§ **やること**
メモリ管理についての文章の「固定区画方式は、固定区画とい」から「管理を行うことはできません。」までを含めて、「空き領域」を「未使用領域」に変えて書き直す。

§ **文書の抜粋**
物理メモリ(physical memory)について
講義では、物理メモリ(physical memory)について
という2点を述べています。
まず、一点目。 なるほど、プロセスにとっては、メモリさえ確保できればよいわけで、実際の物理アドレスの番地が意味を持たないってことですね。
次に2点目。
物理アドレスの配置の仕方は、コンピュータのアーキテクチャによって違うわけです。 よって、メモリ管理は、ハードへの依存するのではなく、仮想化することでメモリ管理を実現するよという話ですね。
では、続いては論理アドレスについて確認していきましょう。
論理メモリ
論理メモリは、以下のように表現できます仮想的なアドレス空間を [1, . . . , n] もつメモリー
論理メモリー : LM[1, .., m] アドレス変換機構 : ϕ ∈ {1, .., m} → {a1, . . . , an} Load(LM, i, r) : レジスタ r へのメモリー LM[i] からの読み込み Store(LM, i, r) : レジスタ r のメモリー LM[i] への書き出し
アドレス変換機構以外は、物理メモリと同じですね。
アドレス変換機構ですが、文字通り、論理アドレスを物理アドレスに変換することです。 これは、ハードウェア上で実装されており、MMU(memory manegement unit)、メモリ管理ユニットの一部ですね。
主記憶割り当て
ここからは一旦講義から離れて参考書籍を読みつつ、理解を深めていこうと思います。
プロセスが主記憶を要求するタイミング
プロセスが主記憶を要求するタイミングは、2つあります。
- 静的な領域要求
- 動的な領域要求
です。
静的な領域要求は、プロセスの実行開始時のタイミングで、 動的な領域要求は、プロセスの実行中に必要になったメモリを確保するタイミングで行われます。
まずは、静的な領域要求から整理していきます。
静的な領域要求とメモリフラグメンテーション
静的な領域要求に対して、どのような方式でメモリ割り当てれば効率よくメモリを管理できるか?という点から整理していきます。
これには2つあり、
- 固定区画方式
- 可変区画方式
があります。
固定区画方式は、固定区画という名の通り、同じ大きさのメモリをプロセスに割り当てるという方法です。可変区画方式は、可変なので同じ大きさではなく、必要な分だけプロセスに割り当てるという方法です。
固定区画方式では、メモリ管理のコストが少なくて済む分、固定値なので確実に空き領域ができてしまうので効率の良いメモリ管理を行うことはできません。

§ **抽出した項目**
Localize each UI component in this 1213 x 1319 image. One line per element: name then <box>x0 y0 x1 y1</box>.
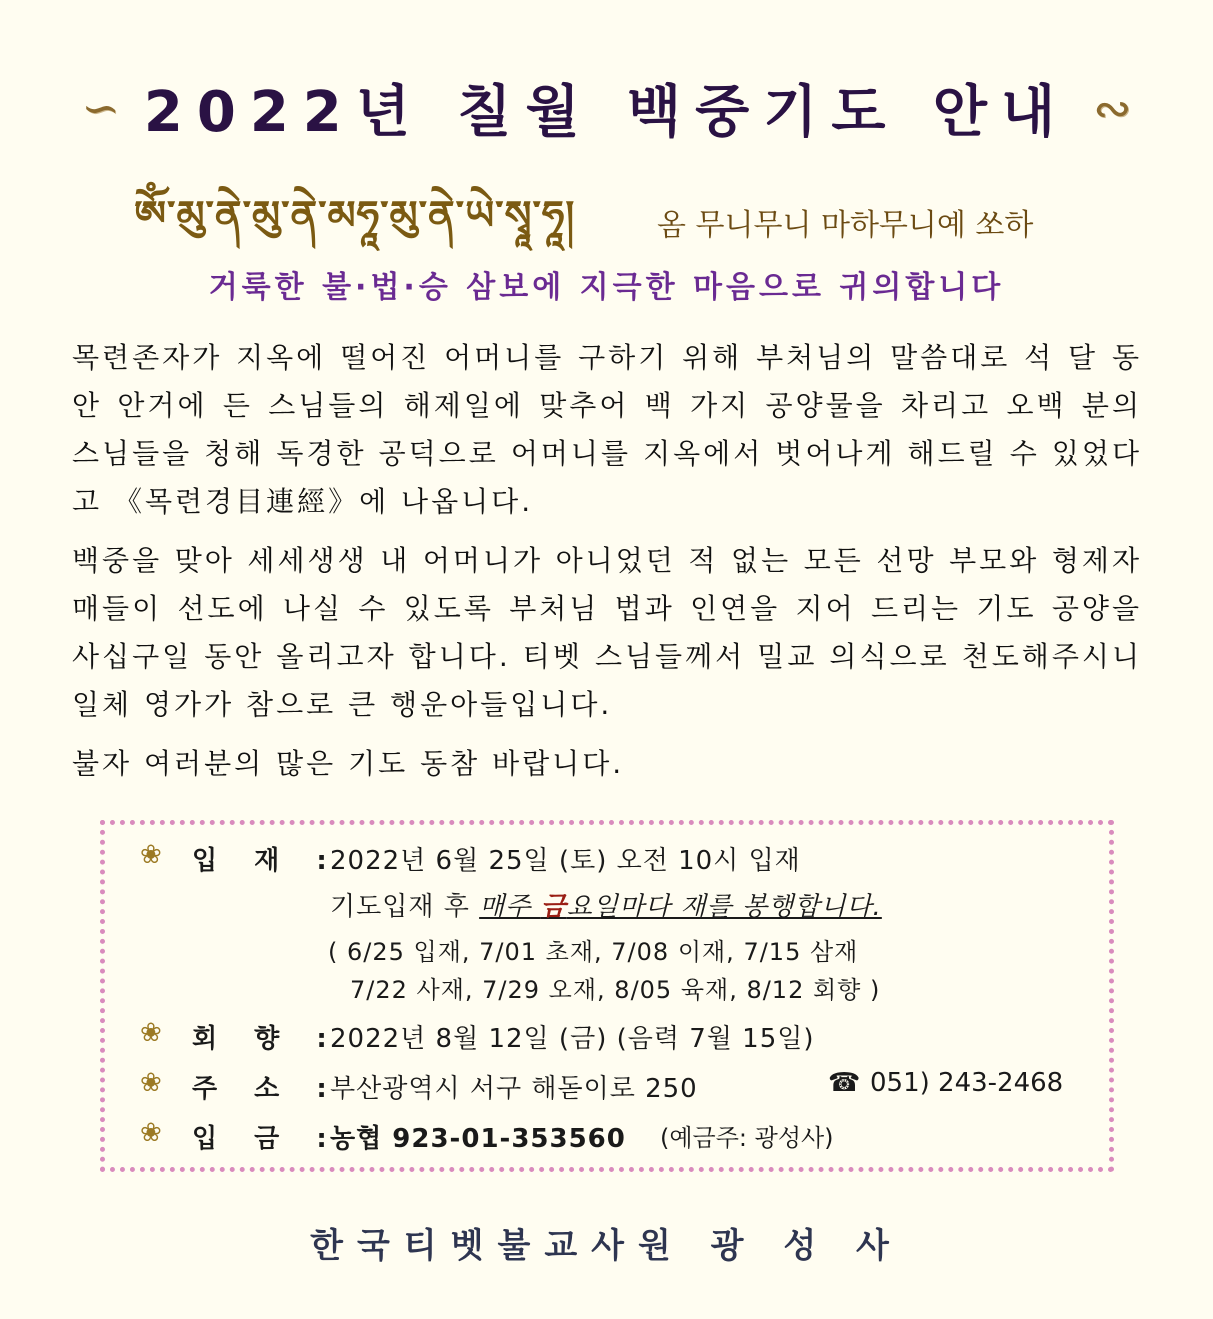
note-weekly-b: 요일마다 재를 봉행합니다. <box>566 892 882 922</box>
title-row <box>0 68 1213 148</box>
flower-bullet-icon: ❀ <box>140 1068 162 1098</box>
paragraph-invitation: 불자 여러분의 많은 기도 동참 바랍니다. <box>72 747 625 780</box>
ipjae-note <box>330 886 882 923</box>
flower-bullet-icon: ❀ <box>140 840 162 870</box>
temple-name-footer: 한국티벳불교사원 광 성 사 <box>310 1226 903 1266</box>
address-label: 주 소 : <box>192 1074 341 1104</box>
ipjae-value: 2022년 6월 25일 (토) 오전 10시 입재 <box>330 846 801 876</box>
phone-icon: ☎ <box>828 1068 861 1098</box>
hoehyang-label: 회 향 : <box>192 1024 341 1054</box>
left-ornament-icon: ∽ <box>81 81 120 135</box>
ipjae-label: 입 재 : <box>192 846 341 876</box>
tibetan-mantra: ༀ་མུ་ནེ་མུ་ནེ་མཧཱ་མུ་ནེ་ཡེ་སྭཱ་ཧཱ། <box>134 192 576 239</box>
paragraph-baekjung: 백중을 맞아 세세생생 내 어머니가 아니었던 적 없는 모든 선망 부모와 형제자매들이 선도에 나실 수 있도록 부처님 법과 인연을 지어 드리는 기도 공양을 사십구일 동안 올리고자 합니다. 티벳 스님들께서 밀교 의식으로 천도해주시니 일체 영가가 참으로 큰 행운아들입니다. <box>72 544 1142 721</box>
flower-bullet-icon: ❀ <box>140 1118 162 1148</box>
note-friday-char: 금 <box>540 892 567 922</box>
schedule-line-2: 7/22 사재, 7/29 오재, 8/05 육재, 8/12 회향 ) <box>350 976 881 1004</box>
phone-number: 051) 243-2468 <box>870 1068 1064 1098</box>
refuge-heading: 거룩한 불·법·승 삼보에 지극한 마음으로 귀의합니다 <box>208 270 1005 305</box>
ipjae-note-weekly <box>479 892 882 922</box>
ipjae-note-prefix: 기도입재 후 <box>330 892 470 922</box>
address-value: 부산광역시 서구 해돋이로 250 <box>330 1074 698 1104</box>
note-weekly-a: 매주 <box>479 892 541 922</box>
schedule-line-1: ( 6/25 입재, 7/01 초재, 7/08 이재, 7/15 삼재 <box>328 938 859 966</box>
korean-mantra: 옴 무니무니 마하무니예 쏘하 <box>657 208 1034 243</box>
right-ornament-icon: ∾ <box>1093 81 1132 135</box>
deposit-account: 농협 923-01-353560 <box>330 1124 626 1154</box>
hoehyang-value: 2022년 8월 12일 (금) (음력 7월 15일) <box>330 1024 815 1054</box>
page-title: 2022년 칠월 백중기도 안내 <box>143 80 1070 145</box>
deposit-holder: (예금주: 광성사) <box>660 1124 834 1152</box>
paragraph-mokryeon: 목련존자가 지옥에 떨어진 어머니를 구하기 위해 부처님의 말씀대로 석 달 동안 안거에 든 스님들의 해제일에 맞추어 백 가지 공양물을 차리고 오백 분의 스님들을 청해 독경한 공덕으로 어머니를 지옥에서 벗어나게 해드릴 수 있었다고 《목련경目連經》에 나옵니다. <box>72 341 1142 518</box>
flower-bullet-icon: ❀ <box>140 1018 162 1048</box>
deposit-label: 입 금 : <box>192 1124 341 1154</box>
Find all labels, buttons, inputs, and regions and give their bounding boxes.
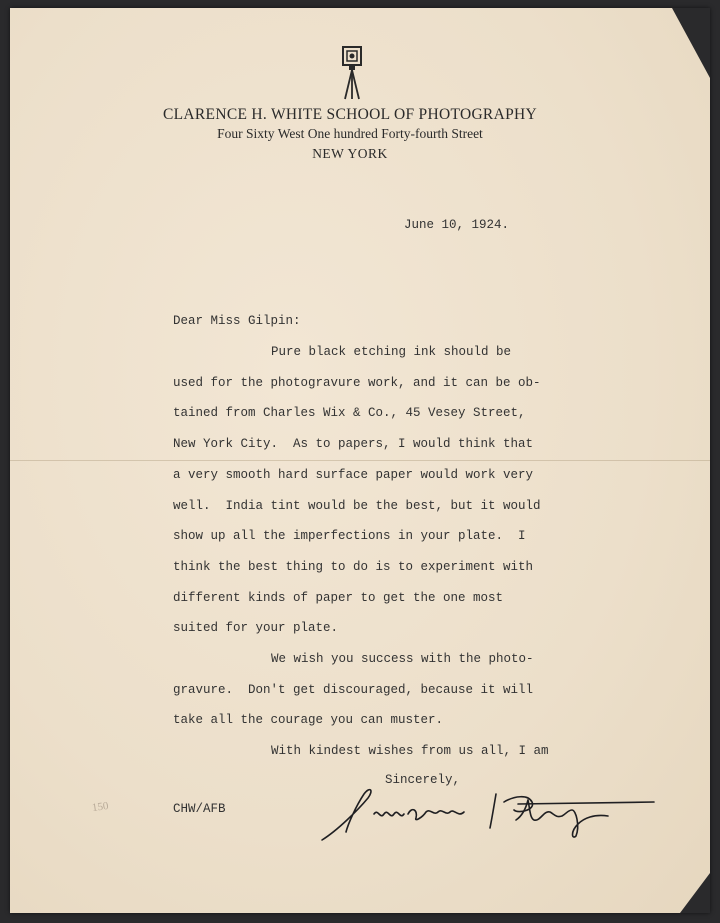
letterhead-name: CLARENCE H. WHITE SCHOOL OF PHOTOGRAPHY: [163, 106, 537, 123]
body-line: tained from Charles Wix & Co., 45 Vesey Street,: [173, 406, 526, 420]
closing: Sincerely,: [385, 773, 461, 787]
body-line: a very smooth hard surface paper would work very: [173, 468, 534, 482]
body-line: Pure black etching ink should be: [271, 345, 512, 359]
body-line: With kindest wishes from us all, I am: [271, 744, 549, 758]
typist-initials: CHW/AFB: [173, 802, 226, 816]
body-line: take all the courage you can muster.: [173, 713, 444, 727]
body-line: well. India tint would be the best, but it would: [173, 499, 541, 513]
body-line: We wish you success with the photo-: [271, 652, 534, 666]
body-line: used for the photogravure work, and it can be ob-: [173, 376, 541, 390]
paper-crease: [10, 460, 710, 461]
body-line: suited for your plate.: [173, 621, 339, 635]
letterhead-city: NEW YORK: [312, 146, 388, 161]
letterhead-address: Four Sixty West One hundred Forty-fourth Street: [217, 126, 483, 141]
letter-page: [10, 8, 710, 913]
salutation: Dear Miss Gilpin:: [173, 314, 301, 328]
camera-logo-icon: [340, 45, 364, 101]
body-line: show up all the imperfections in your plate. I: [173, 529, 526, 543]
body-line: different kinds of paper to get the one most: [173, 591, 504, 605]
body-line: New York City. As to papers, I would think that: [173, 437, 534, 451]
body-line: gravure. Don't get discouraged, because it will: [173, 683, 534, 697]
letter-date: June 10, 1924.: [404, 218, 510, 232]
corner-fold-top-right: [672, 8, 710, 78]
pencil-note: 150: [91, 799, 110, 815]
corner-fold-bottom-right: [680, 873, 710, 913]
handwritten-signature: [318, 780, 658, 850]
body-line: think the best thing to do is to experiment with: [173, 560, 534, 574]
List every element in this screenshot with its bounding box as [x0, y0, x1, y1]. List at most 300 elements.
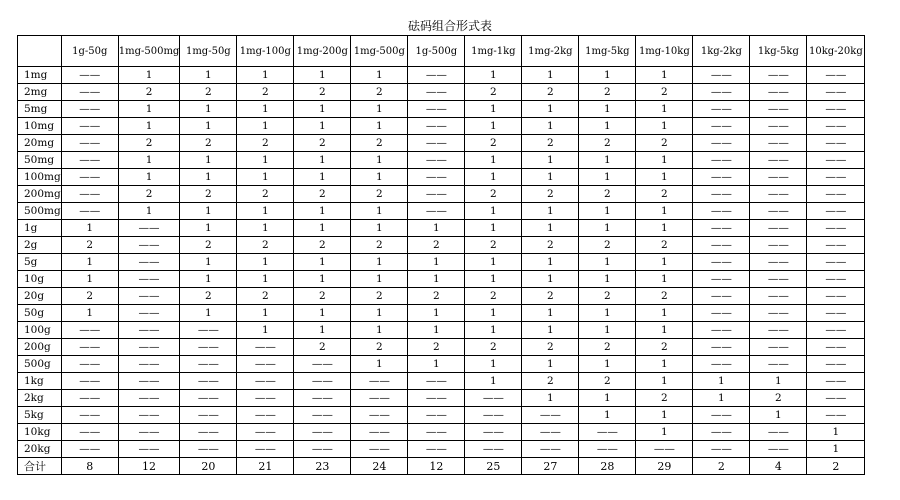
table-cell: ——	[61, 118, 118, 135]
table-cell: ——	[351, 373, 408, 390]
table-row	[18, 135, 865, 152]
table-row	[18, 118, 865, 135]
table-cell: 1	[180, 203, 237, 220]
table-cell: 1	[180, 67, 237, 84]
table-cell: ——	[750, 356, 807, 373]
table-cell: 2	[294, 135, 351, 152]
table-cell: 1	[294, 67, 351, 84]
table-cell: 1	[237, 203, 294, 220]
table-cell: ——	[61, 356, 118, 373]
table-cell: 1	[579, 169, 636, 186]
table-cell: ——	[180, 390, 237, 407]
table-cell: ——	[351, 441, 408, 458]
table-cell: 12	[118, 458, 180, 475]
table-cell: 2	[351, 135, 408, 152]
table-cell: 1	[61, 305, 118, 322]
column-header: 1mg-100g	[237, 36, 294, 67]
table-cell: ——	[750, 254, 807, 271]
table-cell: ——	[750, 152, 807, 169]
table-cell: 1	[351, 203, 408, 220]
row-label: 1mg	[18, 67, 62, 84]
table-cell: ——	[693, 186, 750, 203]
table-cell: 1	[180, 118, 237, 135]
row-label: 5g	[18, 254, 62, 271]
row-label: 5mg	[18, 101, 62, 118]
table-cell: 1	[351, 305, 408, 322]
table-cell: 1	[579, 356, 636, 373]
table-cell: 2	[465, 135, 522, 152]
table-cell: 2	[579, 84, 636, 101]
table-cell: 2	[579, 237, 636, 254]
table-cell: ——	[61, 186, 118, 203]
table-cell: ——	[294, 407, 351, 424]
table-cell: 2	[579, 339, 636, 356]
column-header: 1g-50g	[61, 36, 118, 67]
table-cell: ——	[693, 135, 750, 152]
table-cell: 2	[522, 186, 579, 203]
table-cell: ——	[750, 101, 807, 118]
row-label: 10mg	[18, 118, 62, 135]
table-cell: ——	[750, 441, 807, 458]
total-row	[18, 458, 865, 475]
table-cell: 1	[465, 373, 522, 390]
table-cell: 1	[351, 101, 408, 118]
table-cell: 20	[180, 458, 237, 475]
table-cell: 1	[522, 271, 579, 288]
table-cell: 1	[522, 118, 579, 135]
table-cell: ——	[237, 424, 294, 441]
table-cell: ——	[693, 254, 750, 271]
table-row	[18, 84, 865, 101]
table-cell: 1	[636, 220, 693, 237]
column-header: 1mg-1kg	[465, 36, 522, 67]
table-row	[18, 339, 865, 356]
table-cell: ——	[61, 67, 118, 84]
table-cell: 2	[180, 186, 237, 203]
table-cell: 1	[351, 67, 408, 84]
table-cell: 1	[693, 373, 750, 390]
table-cell: ——	[807, 152, 865, 169]
header-row	[18, 36, 865, 67]
table-cell: 1	[118, 169, 180, 186]
table-cell: ——	[750, 169, 807, 186]
table-cell: 2	[61, 288, 118, 305]
row-label: 5kg	[18, 407, 62, 424]
table-cell: 12	[408, 458, 465, 475]
table-cell: 2	[750, 390, 807, 407]
table-cell: ——	[61, 84, 118, 101]
table-cell: ——	[180, 441, 237, 458]
table-cell: 1	[636, 373, 693, 390]
table-cell: ——	[807, 373, 865, 390]
table-cell: 2	[579, 373, 636, 390]
table-row	[18, 186, 865, 203]
table-cell: 2	[636, 186, 693, 203]
table-cell: ——	[408, 118, 465, 135]
table-cell: 25	[465, 458, 522, 475]
table-title: 砝码组合形式表	[407, 19, 492, 33]
table-cell: ——	[750, 322, 807, 339]
table-cell: 27	[522, 458, 579, 475]
table-cell: 2	[408, 288, 465, 305]
table-cell: 1	[579, 305, 636, 322]
table-cell: 2	[693, 458, 750, 475]
table-cell: 1	[180, 220, 237, 237]
table-cell: ——	[693, 356, 750, 373]
table-row	[18, 390, 865, 407]
table-cell: 1	[579, 101, 636, 118]
table-cell: 1	[408, 322, 465, 339]
table-cell: ——	[693, 203, 750, 220]
table-cell: ——	[465, 424, 522, 441]
table-cell: 1	[294, 305, 351, 322]
table-cell: 1	[522, 101, 579, 118]
table-cell: ——	[807, 339, 865, 356]
table-cell: 1	[636, 101, 693, 118]
table-cell: ——	[807, 356, 865, 373]
row-label: 50mg	[18, 152, 62, 169]
table-cell: 2	[636, 237, 693, 254]
table-cell: ——	[118, 441, 180, 458]
table-cell: ——	[408, 407, 465, 424]
table-cell: 1	[636, 118, 693, 135]
table-cell: 4	[750, 458, 807, 475]
table-cell: 2	[636, 84, 693, 101]
table-cell: 2	[351, 237, 408, 254]
table-cell: 1	[579, 152, 636, 169]
table-row	[18, 441, 865, 458]
table-cell: 1	[294, 271, 351, 288]
table-cell: 1	[522, 67, 579, 84]
table-cell: ——	[750, 237, 807, 254]
table-row	[18, 101, 865, 118]
table-cell: 1	[636, 356, 693, 373]
table-cell: 1	[693, 390, 750, 407]
table-cell: 2	[294, 237, 351, 254]
table-cell: ——	[118, 220, 180, 237]
table-cell: 2	[180, 84, 237, 101]
table-cell: 1	[408, 254, 465, 271]
table-cell: 1	[465, 203, 522, 220]
table-cell: ——	[579, 441, 636, 458]
table-cell: ——	[180, 356, 237, 373]
table-cell: 2	[636, 135, 693, 152]
table-cell: 2	[237, 84, 294, 101]
table-row	[18, 67, 865, 84]
table-cell: 1	[118, 118, 180, 135]
table-row	[18, 271, 865, 288]
column-header: 1kg-5kg	[750, 36, 807, 67]
table-cell: 1	[351, 271, 408, 288]
table-cell: ——	[294, 441, 351, 458]
table-cell: ——	[408, 373, 465, 390]
table-cell: ——	[61, 373, 118, 390]
column-header: 1mg-500g	[351, 36, 408, 67]
table-cell: ——	[118, 390, 180, 407]
table-cell: ——	[807, 288, 865, 305]
table-cell: 1	[180, 152, 237, 169]
table-cell: 1	[636, 254, 693, 271]
table-cell: ——	[693, 424, 750, 441]
table-cell: ——	[522, 424, 579, 441]
table-cell: ——	[61, 441, 118, 458]
table-cell: ——	[118, 254, 180, 271]
table-cell: 1	[465, 169, 522, 186]
table-cell: 2	[351, 84, 408, 101]
table-cell: ——	[118, 271, 180, 288]
table-row	[18, 203, 865, 220]
table-cell: 1	[180, 101, 237, 118]
table-cell: 1	[465, 271, 522, 288]
table-cell: ——	[807, 118, 865, 135]
corner-cell	[18, 36, 62, 67]
table-cell: ——	[807, 101, 865, 118]
table-cell: ——	[294, 390, 351, 407]
table-cell: ——	[180, 322, 237, 339]
row-label: 2g	[18, 237, 62, 254]
table-cell: ——	[61, 322, 118, 339]
table-cell: ——	[807, 67, 865, 84]
table-cell: 2	[807, 458, 865, 475]
table-cell: ——	[807, 169, 865, 186]
table-row	[18, 305, 865, 322]
table-cell: 1	[408, 305, 465, 322]
table-cell: ——	[693, 101, 750, 118]
table-cell: ——	[807, 305, 865, 322]
table-cell: ——	[118, 322, 180, 339]
table-cell: 1	[294, 101, 351, 118]
table-cell: ——	[693, 407, 750, 424]
table-cell: 1	[118, 101, 180, 118]
table-cell: 1	[465, 322, 522, 339]
table-cell: ——	[61, 169, 118, 186]
table-cell: 1	[180, 271, 237, 288]
table-cell: 1	[522, 203, 579, 220]
table-cell: 29	[636, 458, 693, 475]
table-cell: 1	[579, 271, 636, 288]
table-cell: 2	[522, 237, 579, 254]
table-cell: 24	[351, 458, 408, 475]
table-cell: 1	[522, 305, 579, 322]
table-cell: ——	[522, 441, 579, 458]
table-cell: 1	[579, 203, 636, 220]
table-cell: 1	[294, 254, 351, 271]
table-cell: ——	[693, 152, 750, 169]
row-label: 2mg	[18, 84, 62, 101]
table-cell: ——	[61, 152, 118, 169]
table-cell: 1	[237, 322, 294, 339]
table-cell: 2	[636, 288, 693, 305]
table-cell: ——	[408, 84, 465, 101]
table-cell: 2	[237, 288, 294, 305]
table-row	[18, 288, 865, 305]
row-label: 合计	[18, 458, 62, 475]
table-cell: 1	[522, 390, 579, 407]
table-cell: ——	[61, 135, 118, 152]
table-cell: 1	[522, 169, 579, 186]
table-cell: 1	[351, 356, 408, 373]
table-cell: ——	[180, 339, 237, 356]
table-cell: 1	[579, 322, 636, 339]
table-cell: ——	[408, 135, 465, 152]
table-cell: 1	[636, 305, 693, 322]
table-cell: ——	[807, 135, 865, 152]
table-cell: 8	[61, 458, 118, 475]
table-cell: 1	[237, 220, 294, 237]
table-cell: ——	[118, 237, 180, 254]
table-cell: 2	[61, 237, 118, 254]
table-cell: ——	[522, 407, 579, 424]
table-cell: ——	[408, 441, 465, 458]
table-cell: ——	[693, 288, 750, 305]
table-cell: 1	[351, 152, 408, 169]
table-cell: ——	[465, 441, 522, 458]
table-cell: ——	[807, 220, 865, 237]
table-cell: 1	[237, 152, 294, 169]
table-cell: 1	[237, 254, 294, 271]
table-cell: 1	[465, 305, 522, 322]
table-cell: ——	[807, 237, 865, 254]
table-cell: ——	[408, 152, 465, 169]
table-cell: 1	[351, 169, 408, 186]
table-cell: 1	[237, 118, 294, 135]
table-cell: ——	[693, 67, 750, 84]
table-cell: 1	[636, 407, 693, 424]
table-cell: ——	[408, 169, 465, 186]
table-cell: ——	[750, 305, 807, 322]
table-cell: ——	[294, 424, 351, 441]
table-cell: ——	[579, 424, 636, 441]
table-cell: 1	[579, 390, 636, 407]
table-cell: 23	[294, 458, 351, 475]
row-label: 1g	[18, 220, 62, 237]
table-cell: 1	[579, 67, 636, 84]
table-cell: ——	[465, 407, 522, 424]
table-cell: ——	[750, 288, 807, 305]
table-cell: 2	[237, 135, 294, 152]
table-cell: ——	[750, 135, 807, 152]
table-cell: ——	[750, 424, 807, 441]
table-cell: ——	[750, 203, 807, 220]
table-cell: ——	[636, 441, 693, 458]
table-cell: 1	[61, 254, 118, 271]
table-cell: ——	[693, 84, 750, 101]
table-cell: 1	[118, 203, 180, 220]
table-cell: ——	[237, 356, 294, 373]
table-cell: ——	[180, 407, 237, 424]
table-row	[18, 220, 865, 237]
weight-combination-table	[17, 35, 865, 475]
table-cell: 1	[408, 220, 465, 237]
row-label: 10kg	[18, 424, 62, 441]
column-header: 1mg-2kg	[522, 36, 579, 67]
table-row	[18, 254, 865, 271]
table-cell: ——	[807, 203, 865, 220]
table-cell: 1	[294, 152, 351, 169]
table-cell: ——	[750, 84, 807, 101]
table-cell: 2	[408, 339, 465, 356]
table-cell: ——	[693, 271, 750, 288]
table-cell: 1	[636, 169, 693, 186]
table-cell: 2	[408, 237, 465, 254]
table-cell: 21	[237, 458, 294, 475]
table-cell: ——	[118, 373, 180, 390]
table-cell: 1	[579, 220, 636, 237]
table-cell: ——	[807, 271, 865, 288]
table-cell: ——	[807, 254, 865, 271]
table-cell: 2	[465, 186, 522, 203]
table-cell: 2	[465, 288, 522, 305]
table-cell: 1	[408, 271, 465, 288]
row-label: 20kg	[18, 441, 62, 458]
table-cell: 1	[579, 254, 636, 271]
table-row	[18, 356, 865, 373]
table-cell: 1	[294, 220, 351, 237]
table-cell: ——	[807, 186, 865, 203]
table-cell: 1	[351, 322, 408, 339]
table-cell: 1	[237, 305, 294, 322]
table-cell: ——	[351, 390, 408, 407]
table-cell: ——	[118, 424, 180, 441]
table-cell: ——	[61, 390, 118, 407]
table-cell: 2	[294, 288, 351, 305]
table-cell: ——	[693, 237, 750, 254]
table-cell: 2	[118, 84, 180, 101]
table-cell: 2	[180, 135, 237, 152]
table-cell: 1	[61, 220, 118, 237]
table-cell: ——	[807, 84, 865, 101]
table-cell: 1	[636, 152, 693, 169]
table-cell: 1	[294, 322, 351, 339]
table-cell: 1	[636, 271, 693, 288]
table-cell: 2	[522, 339, 579, 356]
table-cell: 1	[465, 118, 522, 135]
table-cell: ——	[408, 390, 465, 407]
table-cell: 28	[579, 458, 636, 475]
table-cell: ——	[465, 390, 522, 407]
table-cell: 2	[522, 288, 579, 305]
column-header: 1mg-200g	[294, 36, 351, 67]
table-cell: 2	[465, 339, 522, 356]
table-cell: 1	[522, 322, 579, 339]
table-cell: 1	[465, 152, 522, 169]
table-cell: ——	[750, 118, 807, 135]
table-cell: 2	[522, 135, 579, 152]
table-cell: 2	[351, 186, 408, 203]
table-cell: ——	[693, 220, 750, 237]
table-cell: 1	[294, 169, 351, 186]
table-cell: 2	[294, 186, 351, 203]
table-cell: 1	[61, 271, 118, 288]
table-cell: 1	[636, 424, 693, 441]
table-cell: ——	[807, 322, 865, 339]
table-cell: 1	[237, 101, 294, 118]
table-cell: 1	[522, 356, 579, 373]
table-cell: 2	[351, 339, 408, 356]
table-cell: ——	[237, 373, 294, 390]
table-cell: ——	[180, 424, 237, 441]
table-cell: ——	[750, 186, 807, 203]
table-cell: ——	[408, 203, 465, 220]
table-cell: ——	[61, 101, 118, 118]
table-cell: ——	[237, 407, 294, 424]
table-cell: ——	[237, 441, 294, 458]
table-cell: 2	[351, 288, 408, 305]
table-cell: ——	[61, 339, 118, 356]
table-cell: 1	[522, 254, 579, 271]
table-cell: 1	[465, 356, 522, 373]
table-cell: ——	[408, 424, 465, 441]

§ **完了した作業**
固定区画方式は、固定区画という名の通り、同じ大きさのメモリをプロセスに割り当てるという方法です。可変区画方式は、可変なので同じ大きさではなく、必要な分だけプロセスに割り当てるという方法です。
固定区画方式では、メモリ管理のコストが少なくて済む分、固定値なので確実に未使用領域ができてしまうので効率の良いメモリ管理を行うことはできません。